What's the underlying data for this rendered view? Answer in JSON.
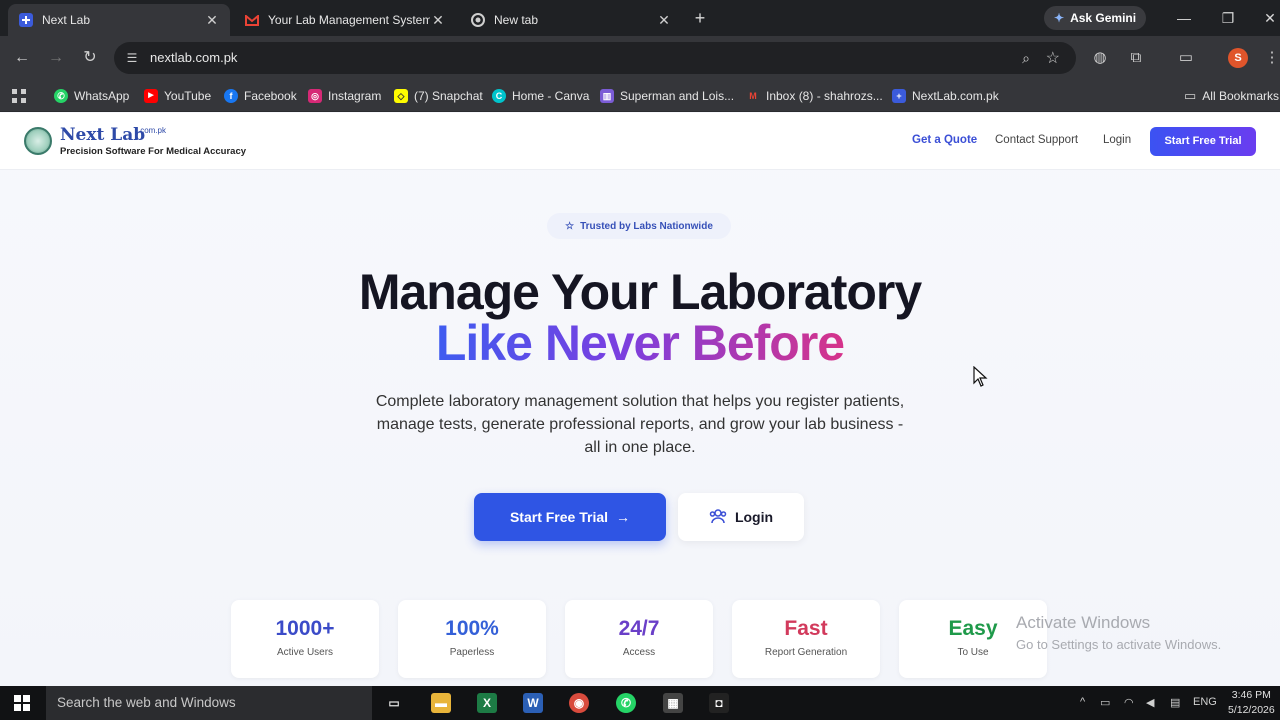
{
  "browser": {
    "tabs": [
      {
        "title": "Next Lab",
        "icon": "nextlab-favicon-icon",
        "active": true
      },
      {
        "title": "Your Lab Management System",
        "icon": "gmail-icon",
        "active": false
      },
      {
        "title": "New tab",
        "icon": "chrome-icon",
        "active": false
      }
    ],
    "gemini_label": "Ask Gemini",
    "url": "nextlab.com.pk",
    "profile_initial": "S",
    "bookmarks": [
      {
        "label": "WhatsApp",
        "icon": "whatsapp-icon",
        "color": "#25d366"
      },
      {
        "label": "YouTube",
        "icon": "youtube-icon",
        "color": "#ff0000"
      },
      {
        "label": "Facebook",
        "icon": "facebook-icon",
        "color": "#1877f2"
      },
      {
        "label": "Instagram",
        "icon": "instagram-icon",
        "color": "#d62976"
      },
      {
        "label": "(7) Snapchat",
        "icon": "snapchat-icon",
        "color": "#fffc00"
      },
      {
        "label": "Home - Canva",
        "icon": "canva-icon",
        "color": "#00c4cc"
      },
      {
        "label": "Superman and Lois...",
        "icon": "bookmark-site-icon",
        "color": "#7b5cd6"
      },
      {
        "label": "Inbox (8) - shahrozs...",
        "icon": "gmail-icon",
        "color": "#ea4335"
      },
      {
        "label": "NextLab.com.pk",
        "icon": "nextlab-favicon-icon",
        "color": "#3b5bdb"
      }
    ],
    "all_bookmarks": "All Bookmarks"
  },
  "site": {
    "logo_name": "Next Lab",
    "logo_suffix": ".com.pk",
    "logo_tagline": "Precision Software For Medical Accuracy",
    "nav": {
      "get_quote": "Get a Quote",
      "contact_support": "Contact Support",
      "login": "Login",
      "cta": "Start Free Trial"
    },
    "badge": "Trusted by Labs Nationwide",
    "hero_line1": "Manage Your Laboratory",
    "hero_line2": "Like Never Before",
    "hero_sub": "Complete laboratory management solution that helps you register patients, manage tests, generate professional reports, and grow your lab business - all in one place.",
    "btn_primary": "Start Free Trial",
    "btn_secondary": "Login",
    "stats": [
      {
        "value": "1000+",
        "label": "Active Users",
        "color": "#3b4bc8"
      },
      {
        "value": "100%",
        "label": "Paperless",
        "color": "#3460d8"
      },
      {
        "value": "24/7",
        "label": "Access",
        "color": "#6a3fc8"
      },
      {
        "value": "Fast",
        "label": "Report Generation",
        "color": "#d23a5c"
      },
      {
        "value": "Easy",
        "label": "To Use",
        "color": "#1f9a4a"
      }
    ]
  },
  "watermark": {
    "line1": "Activate Windows",
    "line2": "Go to Settings to activate Windows."
  },
  "taskbar": {
    "search_placeholder": "Search the web and Windows",
    "language": "ENG",
    "time": "3:46 PM",
    "date": "5/12/2026"
  }
}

_ _ _ _

Which lines above include "value"? Show each of them by copying it.

        "value": "1000+",
        "value": "100%",
        "value": "24/7",
        "value": "Fast",
        "value": "Easy",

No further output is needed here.